Direction:
Say how many lines of the material below contain the word "Press", with no other words.

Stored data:
++++++++++++++++++++
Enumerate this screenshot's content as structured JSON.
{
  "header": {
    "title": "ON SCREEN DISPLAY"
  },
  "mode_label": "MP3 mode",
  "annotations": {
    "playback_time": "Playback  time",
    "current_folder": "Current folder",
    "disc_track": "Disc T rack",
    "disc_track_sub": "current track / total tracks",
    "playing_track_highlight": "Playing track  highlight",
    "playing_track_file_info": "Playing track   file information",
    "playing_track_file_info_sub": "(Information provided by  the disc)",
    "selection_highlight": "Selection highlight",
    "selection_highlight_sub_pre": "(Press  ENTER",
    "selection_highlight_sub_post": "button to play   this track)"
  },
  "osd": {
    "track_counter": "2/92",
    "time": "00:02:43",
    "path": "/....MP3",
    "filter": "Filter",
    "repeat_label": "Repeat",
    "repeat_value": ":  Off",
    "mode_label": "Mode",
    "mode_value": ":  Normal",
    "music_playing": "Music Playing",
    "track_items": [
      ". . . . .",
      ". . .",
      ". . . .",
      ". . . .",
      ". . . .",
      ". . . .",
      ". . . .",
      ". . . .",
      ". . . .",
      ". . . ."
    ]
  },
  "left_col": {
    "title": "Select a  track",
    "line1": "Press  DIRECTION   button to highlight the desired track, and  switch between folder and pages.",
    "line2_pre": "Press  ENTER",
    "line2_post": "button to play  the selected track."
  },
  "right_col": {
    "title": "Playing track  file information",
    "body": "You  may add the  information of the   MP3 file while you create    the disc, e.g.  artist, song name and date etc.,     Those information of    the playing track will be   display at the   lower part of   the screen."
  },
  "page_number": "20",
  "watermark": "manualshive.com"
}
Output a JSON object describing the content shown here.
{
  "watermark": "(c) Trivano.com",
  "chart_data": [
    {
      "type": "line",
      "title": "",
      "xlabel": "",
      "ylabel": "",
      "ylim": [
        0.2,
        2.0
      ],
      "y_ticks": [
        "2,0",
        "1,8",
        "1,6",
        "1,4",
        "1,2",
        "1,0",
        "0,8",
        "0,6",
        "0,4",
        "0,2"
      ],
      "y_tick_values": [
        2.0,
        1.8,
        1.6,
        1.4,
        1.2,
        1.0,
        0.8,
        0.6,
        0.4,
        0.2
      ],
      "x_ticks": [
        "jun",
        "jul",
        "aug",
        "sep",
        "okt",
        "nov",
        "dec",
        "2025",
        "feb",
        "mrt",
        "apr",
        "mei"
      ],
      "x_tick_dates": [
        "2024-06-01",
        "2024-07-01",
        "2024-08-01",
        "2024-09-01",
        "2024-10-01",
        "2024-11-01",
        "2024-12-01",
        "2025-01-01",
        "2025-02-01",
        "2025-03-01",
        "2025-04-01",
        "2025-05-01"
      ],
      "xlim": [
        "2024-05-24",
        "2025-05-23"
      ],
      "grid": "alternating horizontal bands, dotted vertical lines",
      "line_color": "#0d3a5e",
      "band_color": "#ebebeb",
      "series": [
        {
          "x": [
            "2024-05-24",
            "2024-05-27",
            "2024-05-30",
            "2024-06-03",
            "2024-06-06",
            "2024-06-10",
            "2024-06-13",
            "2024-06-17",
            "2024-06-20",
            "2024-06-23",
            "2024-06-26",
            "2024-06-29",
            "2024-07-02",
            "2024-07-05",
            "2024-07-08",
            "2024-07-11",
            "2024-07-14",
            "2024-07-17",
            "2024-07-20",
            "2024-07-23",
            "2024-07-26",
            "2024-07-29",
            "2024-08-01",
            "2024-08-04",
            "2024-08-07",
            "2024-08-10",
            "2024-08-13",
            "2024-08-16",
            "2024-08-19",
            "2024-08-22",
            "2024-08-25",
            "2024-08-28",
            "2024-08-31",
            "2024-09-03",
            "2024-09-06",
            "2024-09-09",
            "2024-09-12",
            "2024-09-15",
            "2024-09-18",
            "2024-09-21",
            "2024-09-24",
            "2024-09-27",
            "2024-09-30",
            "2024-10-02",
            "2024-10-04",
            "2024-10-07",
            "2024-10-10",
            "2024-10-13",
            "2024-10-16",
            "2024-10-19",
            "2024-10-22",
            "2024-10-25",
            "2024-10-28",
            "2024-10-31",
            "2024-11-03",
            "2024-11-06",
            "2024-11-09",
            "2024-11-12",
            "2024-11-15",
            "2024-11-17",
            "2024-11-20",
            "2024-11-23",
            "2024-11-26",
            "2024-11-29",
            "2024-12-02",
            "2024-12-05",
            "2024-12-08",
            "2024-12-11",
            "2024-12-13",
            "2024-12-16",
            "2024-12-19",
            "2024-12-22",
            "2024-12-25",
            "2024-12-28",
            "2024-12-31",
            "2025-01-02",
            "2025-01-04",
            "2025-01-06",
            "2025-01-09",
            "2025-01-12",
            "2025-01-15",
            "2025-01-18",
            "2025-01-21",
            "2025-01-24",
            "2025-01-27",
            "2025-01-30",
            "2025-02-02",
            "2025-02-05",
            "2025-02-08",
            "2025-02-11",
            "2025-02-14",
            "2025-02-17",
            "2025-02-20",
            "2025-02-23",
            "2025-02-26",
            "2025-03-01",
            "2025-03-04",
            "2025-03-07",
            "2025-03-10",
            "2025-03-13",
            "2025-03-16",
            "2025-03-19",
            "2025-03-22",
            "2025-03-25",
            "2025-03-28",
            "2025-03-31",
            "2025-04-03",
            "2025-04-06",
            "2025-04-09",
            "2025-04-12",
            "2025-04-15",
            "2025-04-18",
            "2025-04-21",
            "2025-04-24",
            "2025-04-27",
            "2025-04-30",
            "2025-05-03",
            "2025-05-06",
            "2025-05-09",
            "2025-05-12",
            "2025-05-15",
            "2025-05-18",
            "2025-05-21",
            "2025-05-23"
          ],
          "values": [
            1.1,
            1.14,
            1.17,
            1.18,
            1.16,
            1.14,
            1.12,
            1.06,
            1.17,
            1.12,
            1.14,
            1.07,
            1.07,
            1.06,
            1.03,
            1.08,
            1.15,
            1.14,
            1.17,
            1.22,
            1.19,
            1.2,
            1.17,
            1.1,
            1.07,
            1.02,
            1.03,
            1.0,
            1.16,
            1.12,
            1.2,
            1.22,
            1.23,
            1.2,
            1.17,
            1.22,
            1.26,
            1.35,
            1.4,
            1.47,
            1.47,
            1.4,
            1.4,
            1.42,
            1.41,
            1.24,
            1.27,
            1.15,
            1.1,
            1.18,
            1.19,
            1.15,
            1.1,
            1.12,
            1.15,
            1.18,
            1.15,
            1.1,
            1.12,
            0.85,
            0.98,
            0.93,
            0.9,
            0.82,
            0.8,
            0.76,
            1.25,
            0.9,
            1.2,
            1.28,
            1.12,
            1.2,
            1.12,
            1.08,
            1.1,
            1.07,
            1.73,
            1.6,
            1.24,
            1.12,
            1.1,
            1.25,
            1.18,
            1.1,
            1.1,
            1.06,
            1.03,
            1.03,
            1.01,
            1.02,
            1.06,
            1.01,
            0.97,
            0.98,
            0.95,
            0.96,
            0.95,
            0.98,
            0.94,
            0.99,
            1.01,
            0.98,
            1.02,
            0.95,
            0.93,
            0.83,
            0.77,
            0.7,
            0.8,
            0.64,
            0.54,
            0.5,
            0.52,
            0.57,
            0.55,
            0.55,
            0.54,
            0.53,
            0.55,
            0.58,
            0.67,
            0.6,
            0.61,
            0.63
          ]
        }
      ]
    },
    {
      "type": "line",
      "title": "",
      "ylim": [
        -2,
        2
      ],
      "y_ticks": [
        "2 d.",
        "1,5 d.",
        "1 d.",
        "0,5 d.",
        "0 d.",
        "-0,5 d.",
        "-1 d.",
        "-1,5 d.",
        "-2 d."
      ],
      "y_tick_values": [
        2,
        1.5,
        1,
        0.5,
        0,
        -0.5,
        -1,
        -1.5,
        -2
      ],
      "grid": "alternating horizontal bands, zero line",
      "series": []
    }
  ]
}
++++++++++++++++++++
Task answer:
3